- [TESTO ESTRATTO]:
┄┄┄┄┄┄

Archivio di Stato di Isernia, la protesta del personale: chiesto l’intervento della Prefettura | isNews
L’annuncio dei sindacati “per affrontare le criticità organizzative e relazionali emerse”
ISERNIA. Dopo settimane di confronto le organizzazioni sindacali CISL FP, FLP e la RSU hanno proclamato lo stato di agitazione del personale dell’Archivio di Stato di Isernia.
Contestualmente, è stata inoltrata alla Prefettura la richiesta di attivazione del tavolo di raffreddamento e conciliazione, come previsto dalla legge 146/1990, per tutelare i diritti dei lavoratori e ristabilire corrette relazioni sindacali all’interno dell’istituto.
“Questa scelta – si legge nella nota congiunta dei sindacati – si è resa necessaria per affrontare le criticità organizzative e relazionali emerse, già rappresentate con diverse comunicazioni alla Direzione, che invece di accogliere la richiesta di confronto sugli argomenti richiesti, ha bypassato il confronto, non solo convocando al tavolo sigle sindacali non firmatarie del CCNL e escludendo le organizzazioni firmatarie legittimamente titolate in evidente violazione dei principi di corrette relazioni sindacali sanciti dagli articoli 4, 5 e 6 del CCNL Funzioni Centrali, ma adottando unilateralmente determine senza alcun preventivo confronto (n. 71/2025 e n. 75/2025).

┄┄┄┄┄┄

- [Voci di dati memorizzate]:
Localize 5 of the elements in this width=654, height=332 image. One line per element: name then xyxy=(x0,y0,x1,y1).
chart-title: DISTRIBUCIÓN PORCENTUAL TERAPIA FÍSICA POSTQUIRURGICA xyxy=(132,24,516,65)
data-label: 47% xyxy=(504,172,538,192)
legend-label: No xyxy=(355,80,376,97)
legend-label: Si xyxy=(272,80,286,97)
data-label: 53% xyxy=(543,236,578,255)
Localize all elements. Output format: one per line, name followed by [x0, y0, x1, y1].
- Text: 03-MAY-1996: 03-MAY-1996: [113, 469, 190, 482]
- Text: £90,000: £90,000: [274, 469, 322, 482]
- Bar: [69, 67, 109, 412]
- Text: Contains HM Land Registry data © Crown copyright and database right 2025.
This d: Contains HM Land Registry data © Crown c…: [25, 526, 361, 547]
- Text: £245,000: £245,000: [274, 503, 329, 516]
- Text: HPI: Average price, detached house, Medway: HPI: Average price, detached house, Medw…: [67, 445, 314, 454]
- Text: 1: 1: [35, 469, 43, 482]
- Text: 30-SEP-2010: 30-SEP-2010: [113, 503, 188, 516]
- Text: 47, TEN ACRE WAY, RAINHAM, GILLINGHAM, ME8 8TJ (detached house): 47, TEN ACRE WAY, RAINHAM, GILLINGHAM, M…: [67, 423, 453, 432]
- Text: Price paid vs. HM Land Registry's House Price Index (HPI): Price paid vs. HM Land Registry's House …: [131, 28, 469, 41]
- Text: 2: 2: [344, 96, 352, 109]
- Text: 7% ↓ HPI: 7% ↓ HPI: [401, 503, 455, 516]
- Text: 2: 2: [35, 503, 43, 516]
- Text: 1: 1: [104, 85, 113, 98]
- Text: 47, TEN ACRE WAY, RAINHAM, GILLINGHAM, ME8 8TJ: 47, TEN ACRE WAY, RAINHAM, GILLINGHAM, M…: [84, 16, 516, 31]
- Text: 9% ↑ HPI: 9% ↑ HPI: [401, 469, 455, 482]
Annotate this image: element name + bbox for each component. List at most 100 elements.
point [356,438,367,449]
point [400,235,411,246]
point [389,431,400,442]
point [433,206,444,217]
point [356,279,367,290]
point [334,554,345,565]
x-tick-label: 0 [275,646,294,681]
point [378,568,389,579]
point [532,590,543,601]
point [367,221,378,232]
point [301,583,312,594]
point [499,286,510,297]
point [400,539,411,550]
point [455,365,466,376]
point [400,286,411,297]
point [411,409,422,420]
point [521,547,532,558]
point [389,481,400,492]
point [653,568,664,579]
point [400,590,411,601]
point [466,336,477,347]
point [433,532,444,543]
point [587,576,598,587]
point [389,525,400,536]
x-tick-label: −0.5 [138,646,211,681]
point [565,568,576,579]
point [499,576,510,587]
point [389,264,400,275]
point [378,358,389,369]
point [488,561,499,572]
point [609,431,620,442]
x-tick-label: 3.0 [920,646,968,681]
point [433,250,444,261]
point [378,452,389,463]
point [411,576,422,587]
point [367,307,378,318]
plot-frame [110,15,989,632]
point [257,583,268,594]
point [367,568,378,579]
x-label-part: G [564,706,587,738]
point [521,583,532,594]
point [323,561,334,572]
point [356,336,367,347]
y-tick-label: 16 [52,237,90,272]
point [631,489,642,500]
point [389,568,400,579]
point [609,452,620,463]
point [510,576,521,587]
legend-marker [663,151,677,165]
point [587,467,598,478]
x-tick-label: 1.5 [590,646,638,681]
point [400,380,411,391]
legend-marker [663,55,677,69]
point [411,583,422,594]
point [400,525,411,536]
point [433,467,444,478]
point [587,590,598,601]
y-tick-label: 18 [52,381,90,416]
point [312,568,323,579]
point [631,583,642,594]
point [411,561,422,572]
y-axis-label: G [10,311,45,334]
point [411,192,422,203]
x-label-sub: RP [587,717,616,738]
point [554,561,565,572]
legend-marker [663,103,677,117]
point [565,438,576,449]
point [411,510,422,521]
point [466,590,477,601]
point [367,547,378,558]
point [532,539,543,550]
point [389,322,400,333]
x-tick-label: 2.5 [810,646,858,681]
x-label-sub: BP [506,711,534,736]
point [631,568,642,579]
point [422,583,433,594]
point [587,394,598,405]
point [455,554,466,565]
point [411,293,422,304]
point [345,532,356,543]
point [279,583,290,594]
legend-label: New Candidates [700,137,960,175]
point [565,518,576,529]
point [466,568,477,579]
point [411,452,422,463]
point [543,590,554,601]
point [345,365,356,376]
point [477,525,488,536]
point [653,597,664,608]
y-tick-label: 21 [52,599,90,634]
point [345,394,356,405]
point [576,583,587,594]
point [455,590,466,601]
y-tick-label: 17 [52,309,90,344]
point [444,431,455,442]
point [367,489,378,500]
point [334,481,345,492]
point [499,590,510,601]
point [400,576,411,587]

┄┄┄┄┄┄

- [APPLICA QUANTO LETTO]:
1 > Secondo l'articolo sull'Archivio di Stato di Isernia, chi ha proclamato lo stato di agitazione del personale?
2 > Riprendi per favore l'articolo sulla protesta all'Archivio di Stato di Isernia, continuando dopo l'ultima frase riportata.

- [SOLUZIONI DEGLI ESERCIZI]:
1 > Le organizzazioni sindacali CISL FP, FLP e la RSU.

2 >
Questi atti come le altre comunicazioni ricevute dal personale non solo palesano una chiara violazione delle prerogative sindacali e degli articoli contrattuali in materia di orario di lavoro, relazioni sindacali e benessere organizzativo, ma confermano un clima di disagio diffuso e di tensione lavorativa per i dipendenti. Alla luce delle reiterate violazioni contrattuali e procedurali e dell’atteggiamento dilatorio della Direzione, le organizzazioni sindacali rappresentative e la RSU si sono viste costrette a rivolgersi alle Autorità competenti per il ripristino delle corrette pratiche amministrative e di un clima di lavoro sereno e rispettoso della professionalità di ciascuno”.